### Assignment
Before copying, set the pictures aside; then repeat every line below verbatim.

* * * *

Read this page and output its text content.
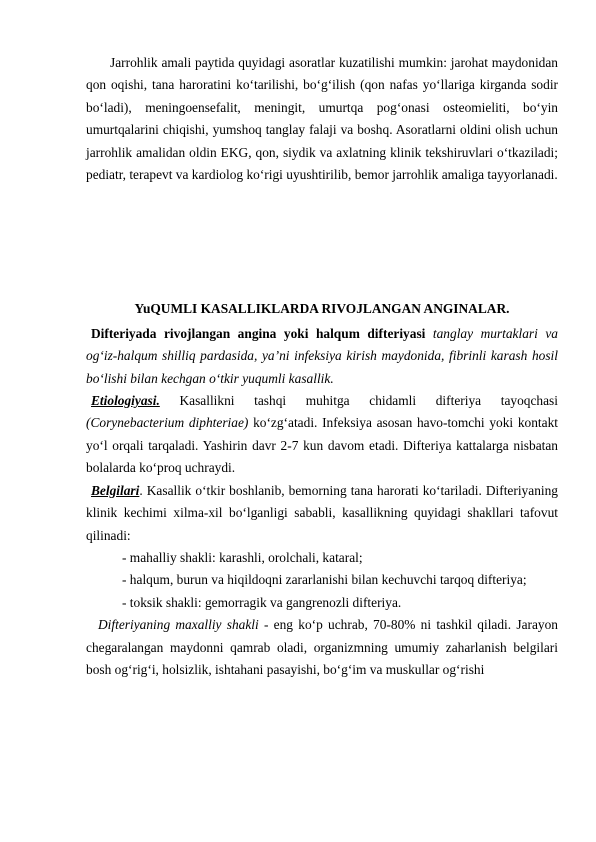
Jarrohlik amali paytida quyidagi asoratlar kuzatilishi mumkin: jarohat maydonidan qon oqishi, tana haroratini koʻtarilishi, boʻgʻilish (qon nafas yoʻllariga kirganda sodir boʻladi), meningoensefalit, meningit, umurtqa pogʻonasi osteomieliti, boʻyin umurtqalarini chiqishi, yumshoq tanglay falaji va boshq. Asoratlarni oldini olish uchun jarrohlik amalidan oldin EKG, qon, siydik va axlatning klinik tekshiruvlari oʻtkaziladi; pediatr, terapevt va kardiolog koʻrigi uyushtirilib, bemor jarrohlik amaliga tayyorlanadi.

YuQUMLI KASALLIKLARDA RIVOJLANGAN ANGINALAR.

Difteriyada rivojlangan angina yoki halqum difteriyasi tanglay murtaklari va ogʻiz-halqum shilliq pardasida, yaʼni infeksiya kirish maydonida, fibrinli karash hosil boʻlishi bilan kechgan oʻtkir yuqumli kasallik.

Etiologiyasi. Kasallikni tashqi muhitga chidamli difteriya tayoqchasi (Corynebacterium diphteriae) koʻzgʻatadi. Infeksiya asosan havo-tomchi yoki kontakt yoʻl orqali tarqaladi. Yashirin davr 2-7 kun davom etadi. Difteriya kattalarga nisbatan bolalarda koʻproq uchraydi.

Belgilari. Kasallik oʻtkir boshlanib, bemorning tana harorati koʻtariladi. Difteriyaning klinik kechimi xilma-xil boʻlganligi sababli, kasallikning quyidagi shakllari tafovut qilinadi:

- mahalliy shakli: karashli, orolchali, kataral;

- halqum, burun va hiqildoqni zararlanishi bilan kechuvchi tarqoq difteriya;

- toksik shakli: gemorragik va gangrenozli difteriya.

Difteriyaning maxalliy shakli - eng koʻp uchrab, 70-80% ni tashkil qiladi. Jarayon chegaralangan maydonni qamrab oladi, organizmning umumiy zaharlanish belgilari bosh ogʻrigʻi, holsizlik, ishtahani pasayishi, boʻgʻim va muskullar ogʻrishi
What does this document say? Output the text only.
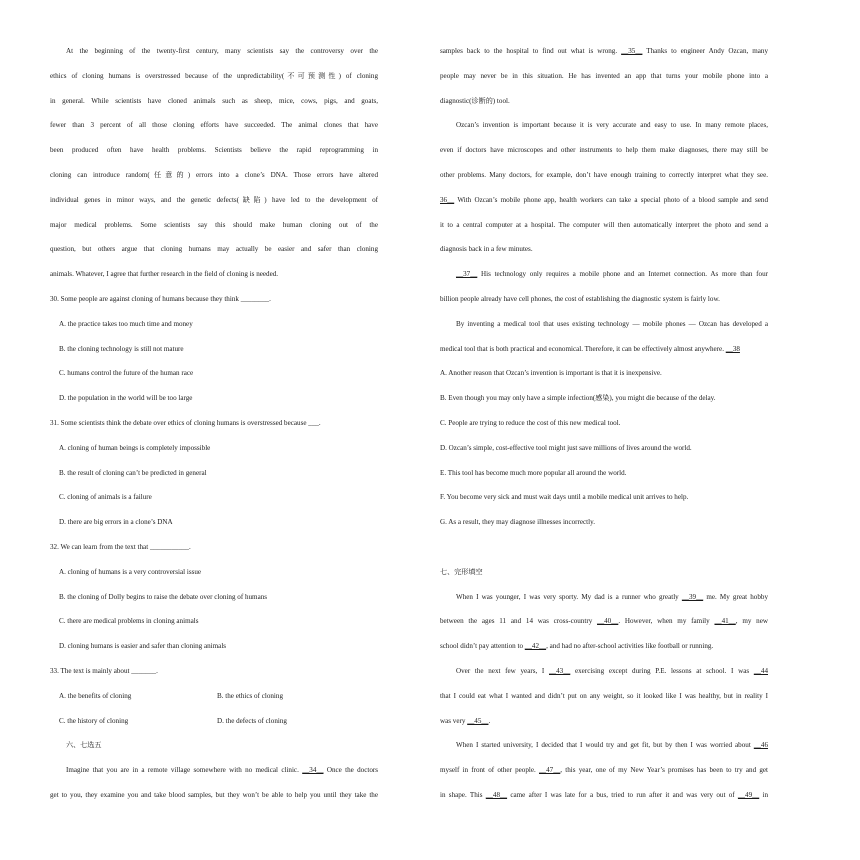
At the beginning of the twenty-first century, many scientists say the controversy over the
ethics of cloning humans is overstressed because of the unpredictability(不可预测性) of cloning
in general. While scientists have cloned animals such as sheep, mice, cows, pigs, and goats,
fewer than 3 percent of all those cloning efforts have succeeded. The animal clones that have
been produced often have health problems. Scientists believe the rapid reprogramming in
cloning can introduce random(任意的) errors into a clone’s DNA. Those errors have altered
individual genes in minor ways, and the genetic defects(缺陷) have led to the development of
major medical problems. Some scientists say this should make human cloning out of the
question, but others argue that cloning humans may actually be easier and safer than cloning
animals. Whatever, I agree that further research in the field of cloning is needed.
30. Some people are against cloning of humans because they think ________.
A. the practice takes too much time and money
B. the cloning technology is still not mature
C. humans control the future of the human race
D. the population in the world will be too large
31. Some scientists think the debate over ethics of cloning humans is overstressed because ___.
A. cloning of human beings is completely impossible
B. the result of cloning can’t be predicted in general
C. cloning of animals is a failure
D. there are big errors in a clone’s DNA
32. We can learn from the text that ___________.
A. cloning of humans is a very controversial issue
B. the cloning of Dolly begins to raise the debate over cloning of humans
C. there are medical problems in cloning animals
D. cloning humans is easier and safer than cloning animals
33. The text is mainly about _______.
A. the benefits of cloning	B. the ethics of cloning
C. the history of cloning	D. the defects of cloning
六、七选五
Imagine that you are in a remote village somewhere with no medical clinic. __34__ Once the doctors
get to you, they examine you and take blood samples, but they won’t be able to help you until they take the
samples back to the hospital to find out what is wrong. __35__ Thanks to engineer Andy Ozcan, many
people may never be in this situation. He has invented an app that turns your mobile phone into a
diagnostic(诊断的) tool.
Ozcan’s invention is important because it is very accurate and easy to use. In many remote places,
even if doctors have microscopes and other instruments to help them make diagnoses, there may still be
other problems. Many doctors, for example, don’t have enough training to correctly interpret what they see.
36__ With Ozcan’s mobile phone app, health workers can take a special photo of a blood sample and send
it to a central computer at a hospital. The computer will then automatically interpret the photo and send a
diagnosis back in a few minutes.
__37__ His technology only requires a mobile phone and an Internet connection. As more than four
billion people already have cell phones, the cost of establishing the diagnostic system is fairly low.
By inventing a medical tool that uses existing technology — mobile phones — Ozcan has developed a
medical tool that is both practical and economical. Therefore, it can be effectively almost anywhere. __38
A. Another reason that Ozcan’s invention is important is that it is inexpensive.
B. Even though you may only have a simple infection(感染), you might die because of the delay.
C. People are trying to reduce the cost of this new medical tool.
D. Ozcan’s simple, cost-effective tool might just save millions of lives around the world.
E. This tool has become much more popular all around the world.
F. You become very sick and must wait days until a mobile medical unit arrives to help.
G. As a result, they may diagnose illnesses incorrectly.
七、完形填空
When I was younger, I was very sporty. My dad is a runner who greatly __39__ me. My great hobby
between the ages 11 and 14 was cross-country __40__. However, when my family __41__, my new
school didn’t pay attention to __42__, and had no after-school activities like football or running.
Over the next few years, I __43__ exercising except during P.E. lessons at school. I was __44
that I could eat what I wanted and didn’t put on any weight, so it looked like I was healthy, but in reality I
was very __45__.
When I started university, I decided that I would try and get fit, but by then I was worried about __46
myself in front of other people. __47__, this year, one of my New Year’s promises has been to try and get
in shape. This __48__ came after I was late for a bus, tried to run after it and was very out of __49__ in
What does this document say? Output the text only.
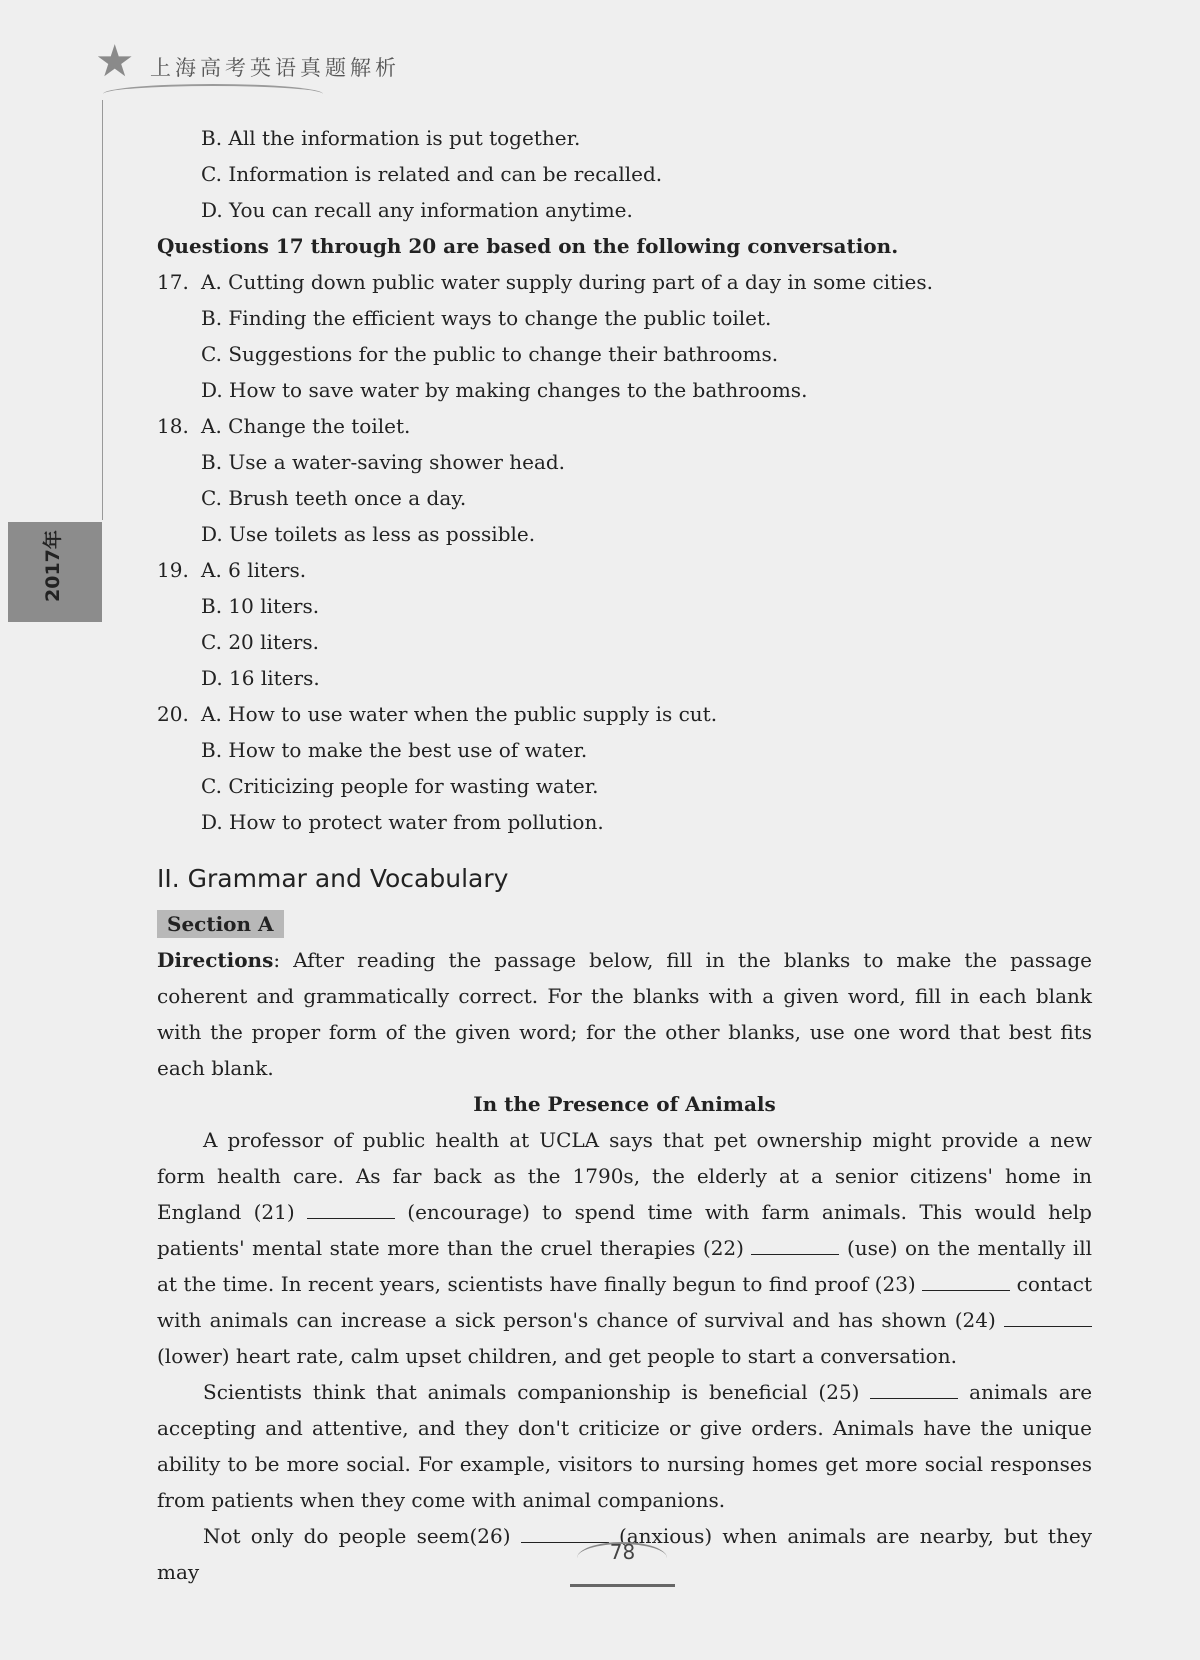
★ 上海高考英语真题解析
2017年
B. All the information is put together.
C. Information is related and can be recalled.
D. You can recall any information anytime.
Questions 17 through 20 are based on the following conversation.
17. A. Cutting down public water supply during part of a day in some cities.
B. Finding the efficient ways to change the public toilet.
C. Suggestions for the public to change their bathrooms.
D. How to save water by making changes to the bathrooms.
18. A. Change the toilet.
B. Use a water-saving shower head.
C. Brush teeth once a day.
D. Use toilets as less as possible.
19. A. 6 liters.
B. 10 liters.
C. 20 liters.
D. 16 liters.
20. A. How to use water when the public supply is cut.
B. How to make the best use of water.
C. Criticizing people for wasting water.
D. How to protect water from pollution.
II. Grammar and Vocabulary
Section A
Directions: After reading the passage below, fill in the blanks to make the passage coherent and grammatically correct. For the blanks with a given word, fill in each blank with the proper form of the given word; for the other blanks, use one word that best fits each blank.
In the Presence of Animals
A professor of public health at UCLA says that pet ownership might provide a new form health care. As far back as the 1790s, the elderly at a senior citizens' home in England (21)	(encourage) to spend time with farm animals. This would help patients' mental state more than the cruel therapies (22)	(use) on the mentally ill at the time. In recent years, scientists have finally begun to find proof (23)	contact with animals can increase a sick person's chance of survival and has shown (24)  (lower) heart rate, calm upset children, and get people to start a conversation.
Scientists think that animals companionship is beneficial (25)	animals are accepting and attentive, and they don't criticize or give orders. Animals have the unique ability to be more social. For example, visitors to nursing homes get more social responses from patients when they come with animal companions.
Not only do people seem(26)	(anxious) when animals are nearby, but they may
78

* * * *

### Task response
Read this page and output its text content.
Jarrohlik amali paytida quyidagi asoratlar kuzatilishi mumkin: jarohat maydonidan qon oqishi, tana haroratini koʻtarilishi, boʻgʻilish (qon nafas yoʻllariga kirganda sodir boʻladi), meningoensefalit, meningit, umurtqa pogʻonasi osteomieliti, boʻyin umurtqalarini chiqishi, yumshoq tanglay falaji va boshq. Asoratlarni oldini olish uchun jarrohlik amalidan oldin EKG, qon, siydik va axlatning klinik tekshiruvlari oʻtkaziladi; pediatr, terapevt va kardiolog koʻrigi uyushtirilib, bemor jarrohlik amaliga tayyorlanadi.

YuQUMLI KASALLIKLARDA RIVOJLANGAN ANGINALAR.

Difteriyada rivojlangan angina yoki halqum difteriyasi tanglay murtaklari va ogʻiz-halqum shilliq pardasida, yaʼni infeksiya kirish maydonida, fibrinli karash hosil boʻlishi bilan kechgan oʻtkir yuqumli kasallik.

Etiologiyasi. Kasallikni tashqi muhitga chidamli difteriya tayoqchasi (Corynebacterium diphteriae) koʻzgʻatadi. Infeksiya asosan havo-tomchi yoki kontakt yoʻl orqali tarqaladi. Yashirin davr 2-7 kun davom etadi. Difteriya kattalarga nisbatan bolalarda koʻproq uchraydi.

Belgilari. Kasallik oʻtkir boshlanib, bemorning tana harorati koʻtariladi. Difteriyaning klinik kechimi xilma-xil boʻlganligi sababli, kasallikning quyidagi shakllari tafovut qilinadi:

- mahalliy shakli: karashli, orolchali, kataral;

- halqum, burun va hiqildoqni zararlanishi bilan kechuvchi tarqoq difteriya;

- toksik shakli: gemorragik va gangrenozli difteriya.

Difteriyaning maxalliy shakli - eng koʻp uchrab, 70-80% ni tashkil qiladi. Jarayon chegaralangan maydonni qamrab oladi, organizmning umumiy zaharlanish belgilari bosh ogʻrigʻi, holsizlik, ishtahani pasayishi, boʻgʻim va muskullar ogʻrishi
What does this document say? Output the text only.
At the beginning of the twenty-first century, many scientists say the controversy over the
ethics of cloning humans is overstressed because of the unpredictability(不可预测性) of cloning
in general. While scientists have cloned animals such as sheep, mice, cows, pigs, and goats,
fewer than 3 percent of all those cloning efforts have succeeded. The animal clones that have
been produced often have health problems. Scientists believe the rapid reprogramming in
cloning can introduce random(任意的) errors into a clone’s DNA. Those errors have altered
individual genes in minor ways, and the genetic defects(缺陷) have led to the development of
major medical problems. Some scientists say this should make human cloning out of the
question, but others argue that cloning humans may actually be easier and safer than cloning
animals. Whatever, I agree that further research in the field of cloning is needed.
30. Some people are against cloning of humans because they think ________.
A. the practice takes too much time and money
B. the cloning technology is still not mature
C. humans control the future of the human race
D. the population in the world will be too large
31. Some scientists think the debate over ethics of cloning humans is overstressed because ___.
A. cloning of human beings is completely impossible
B. the result of cloning can’t be predicted in general
C. cloning of animals is a failure
D. there are big errors in a clone’s DNA
32. We can learn from the text that ___________.
A. cloning of humans is a very controversial issue
B. the cloning of Dolly begins to raise the debate over cloning of humans
C. there are medical problems in cloning animals
D. cloning humans is easier and safer than cloning animals
33. The text is mainly about _______.
A. the benefits of cloning	B. the ethics of cloning
C. the history of cloning	D. the defects of cloning
六、七选五
Imagine that you are in a remote village somewhere with no medical clinic. __34__ Once the doctors
get to you, they examine you and take blood samples, but they won’t be able to help you until they take the
samples back to the hospital to find out what is wrong. __35__ Thanks to engineer Andy Ozcan, many
people may never be in this situation. He has invented an app that turns your mobile phone into a
diagnostic(诊断的) tool.
Ozcan’s invention is important because it is very accurate and easy to use. In many remote places,
even if doctors have microscopes and other instruments to help them make diagnoses, there may still be
other problems. Many doctors, for example, don’t have enough training to correctly interpret what they see.
36__ With Ozcan’s mobile phone app, health workers can take a special photo of a blood sample and send
it to a central computer at a hospital. The computer will then automatically interpret the photo and send a
diagnosis back in a few minutes.
__37__ His technology only requires a mobile phone and an Internet connection. As more than four
billion people already have cell phones, the cost of establishing the diagnostic system is fairly low.
By inventing a medical tool that uses existing technology — mobile phones — Ozcan has developed a
medical tool that is both practical and economical. Therefore, it can be effectively almost anywhere. __38
A. Another reason that Ozcan’s invention is important is that it is inexpensive.
B. Even though you may only have a simple infection(感染), you might die because of the delay.
C. People are trying to reduce the cost of this new medical tool.
D. Ozcan’s simple, cost-effective tool might just save millions of lives around the world.
E. This tool has become much more popular all around the world.
F. You become very sick and must wait days until a mobile medical unit arrives to help.
G. As a result, they may diagnose illnesses incorrectly.
七、完形填空
When I was younger, I was very sporty. My dad is a runner who greatly __39__ me. My great hobby
between the ages 11 and 14 was cross-country __40__. However, when my family __41__, my new
school didn’t pay attention to __42__, and had no after-school activities like football or running.
Over the next few years, I __43__ exercising except during P.E. lessons at school. I was __44
that I could eat what I wanted and didn’t put on any weight, so it looked like I was healthy, but in reality I
was very __45__.
When I started university, I decided that I would try and get fit, but by then I was worried about __46
myself in front of other people. __47__, this year, one of my New Year’s promises has been to try and get
in shape. This __48__ came after I was late for a bus, tried to run after it and was very out of __49__ in
What does this document say? Output the text only.
★ 上海高考英语真题解析
2017年
B. All the information is put together.
C. Information is related and can be recalled.
D. You can recall any information anytime.
Questions 17 through 20 are based on the following conversation.
17. A. Cutting down public water supply during part of a day in some cities.
B. Finding the efficient ways to change the public toilet.
C. Suggestions for the public to change their bathrooms.
D. How to save water by making changes to the bathrooms.
18. A. Change the toilet.
B. Use a water-saving shower head.
C. Brush teeth once a day.
D. Use toilets as less as possible.
19. A. 6 liters.
B. 10 liters.
C. 20 liters.
D. 16 liters.
20. A. How to use water when the public supply is cut.
B. How to make the best use of water.
C. Criticizing people for wasting water.
D. How to protect water from pollution.
II. Grammar and Vocabulary
Section A
Directions: After reading the passage below, fill in the blanks to make the passage coherent and grammatically correct. For the blanks with a given word, fill in each blank with the proper form of the given word; for the other blanks, use one word that best fits each blank.
In the Presence of Animals
A professor of public health at UCLA says that pet ownership might provide a new form health care. As far back as the 1790s, the elderly at a senior citizens' home in England (21)	(encourage) to spend time with farm animals. This would help patients' mental state more than the cruel therapies (22)	(use) on the mentally ill at the time. In recent years, scientists have finally begun to find proof (23)	contact with animals can increase a sick person's chance of survival and has shown (24)  (lower) heart rate, calm upset children, and get people to start a conversation.
Scientists think that animals companionship is beneficial (25)	animals are accepting and attentive, and they don't criticize or give orders. Animals have the unique ability to be more social. For example, visitors to nursing homes get more social responses from patients when they come with animal companions.
Not only do people seem(26)	(anxious) when animals are nearby, but they may
78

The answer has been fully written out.